- _PROBLEM DESCRIPTION_:
Keep only those lines of the records that include the string "плата".

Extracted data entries
"""

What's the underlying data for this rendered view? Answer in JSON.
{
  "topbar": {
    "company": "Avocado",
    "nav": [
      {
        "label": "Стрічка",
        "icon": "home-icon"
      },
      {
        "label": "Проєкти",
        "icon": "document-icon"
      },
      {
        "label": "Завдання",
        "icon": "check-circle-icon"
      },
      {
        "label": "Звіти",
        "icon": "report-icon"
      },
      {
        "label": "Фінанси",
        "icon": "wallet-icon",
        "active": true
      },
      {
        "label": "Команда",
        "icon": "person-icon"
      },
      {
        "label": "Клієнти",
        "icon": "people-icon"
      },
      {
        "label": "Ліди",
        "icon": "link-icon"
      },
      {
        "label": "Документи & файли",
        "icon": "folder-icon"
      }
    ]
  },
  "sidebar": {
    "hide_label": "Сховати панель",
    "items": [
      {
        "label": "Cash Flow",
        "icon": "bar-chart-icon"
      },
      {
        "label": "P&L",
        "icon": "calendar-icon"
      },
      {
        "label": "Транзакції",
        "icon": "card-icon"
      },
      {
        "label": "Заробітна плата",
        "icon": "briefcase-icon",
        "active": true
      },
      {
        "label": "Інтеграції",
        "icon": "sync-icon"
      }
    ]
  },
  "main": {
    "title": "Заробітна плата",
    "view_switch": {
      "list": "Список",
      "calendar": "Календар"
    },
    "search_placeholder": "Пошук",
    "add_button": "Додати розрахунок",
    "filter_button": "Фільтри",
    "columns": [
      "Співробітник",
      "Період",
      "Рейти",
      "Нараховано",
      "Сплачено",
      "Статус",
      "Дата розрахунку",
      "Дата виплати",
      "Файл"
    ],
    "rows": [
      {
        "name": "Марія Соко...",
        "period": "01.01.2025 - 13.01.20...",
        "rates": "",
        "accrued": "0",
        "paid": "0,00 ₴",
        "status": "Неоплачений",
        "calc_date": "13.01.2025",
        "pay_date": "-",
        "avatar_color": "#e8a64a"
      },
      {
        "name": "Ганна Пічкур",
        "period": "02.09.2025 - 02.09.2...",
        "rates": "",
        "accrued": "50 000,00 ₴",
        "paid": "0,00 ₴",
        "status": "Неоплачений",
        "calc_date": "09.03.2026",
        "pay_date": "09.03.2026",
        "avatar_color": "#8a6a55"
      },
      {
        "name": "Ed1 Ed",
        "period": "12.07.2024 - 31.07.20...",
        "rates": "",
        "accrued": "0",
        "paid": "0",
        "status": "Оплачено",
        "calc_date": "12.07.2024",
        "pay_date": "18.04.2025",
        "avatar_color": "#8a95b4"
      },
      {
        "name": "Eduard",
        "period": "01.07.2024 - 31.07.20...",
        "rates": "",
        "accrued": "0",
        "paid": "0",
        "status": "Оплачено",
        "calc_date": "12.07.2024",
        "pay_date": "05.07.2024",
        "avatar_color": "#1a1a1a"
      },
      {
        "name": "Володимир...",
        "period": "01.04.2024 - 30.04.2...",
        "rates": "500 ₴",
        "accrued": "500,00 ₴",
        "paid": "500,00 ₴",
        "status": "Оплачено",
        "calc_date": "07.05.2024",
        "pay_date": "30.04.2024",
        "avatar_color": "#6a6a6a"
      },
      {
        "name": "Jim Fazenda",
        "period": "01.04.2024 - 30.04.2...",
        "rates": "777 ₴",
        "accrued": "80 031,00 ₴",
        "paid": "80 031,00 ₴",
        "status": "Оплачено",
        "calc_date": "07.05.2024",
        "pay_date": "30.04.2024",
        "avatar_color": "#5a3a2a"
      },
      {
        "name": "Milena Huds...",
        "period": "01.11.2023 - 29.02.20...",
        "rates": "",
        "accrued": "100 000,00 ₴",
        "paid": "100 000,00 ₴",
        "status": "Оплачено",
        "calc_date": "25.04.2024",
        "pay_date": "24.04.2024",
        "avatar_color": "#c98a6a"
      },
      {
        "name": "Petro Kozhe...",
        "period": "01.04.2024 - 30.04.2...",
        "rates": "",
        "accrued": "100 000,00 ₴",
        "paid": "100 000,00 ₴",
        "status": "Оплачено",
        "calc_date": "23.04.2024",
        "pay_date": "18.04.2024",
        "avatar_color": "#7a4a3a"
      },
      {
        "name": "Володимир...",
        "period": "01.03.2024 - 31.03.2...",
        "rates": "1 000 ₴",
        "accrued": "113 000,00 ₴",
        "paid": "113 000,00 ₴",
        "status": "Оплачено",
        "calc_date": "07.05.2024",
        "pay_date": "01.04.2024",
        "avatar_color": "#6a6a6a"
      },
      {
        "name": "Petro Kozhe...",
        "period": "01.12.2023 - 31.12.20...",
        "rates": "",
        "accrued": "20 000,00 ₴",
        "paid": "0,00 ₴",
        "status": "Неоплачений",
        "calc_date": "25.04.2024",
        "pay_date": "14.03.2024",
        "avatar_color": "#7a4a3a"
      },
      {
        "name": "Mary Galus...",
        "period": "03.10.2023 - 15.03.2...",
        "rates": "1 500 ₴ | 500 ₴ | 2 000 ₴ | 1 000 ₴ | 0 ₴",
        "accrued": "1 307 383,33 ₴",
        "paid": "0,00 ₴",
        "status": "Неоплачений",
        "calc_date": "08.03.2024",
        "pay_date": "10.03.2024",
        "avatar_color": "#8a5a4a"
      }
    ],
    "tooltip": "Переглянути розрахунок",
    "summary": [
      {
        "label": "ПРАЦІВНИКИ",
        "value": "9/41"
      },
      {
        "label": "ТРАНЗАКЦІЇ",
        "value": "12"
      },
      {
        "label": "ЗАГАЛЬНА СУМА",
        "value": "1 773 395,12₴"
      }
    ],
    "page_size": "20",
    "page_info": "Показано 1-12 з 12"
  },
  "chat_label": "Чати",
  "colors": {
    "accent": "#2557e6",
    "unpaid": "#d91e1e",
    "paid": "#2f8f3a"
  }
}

"""

- _RESULT_:
        "label": "Заробітна плата",
    "title": "Заробітна плата",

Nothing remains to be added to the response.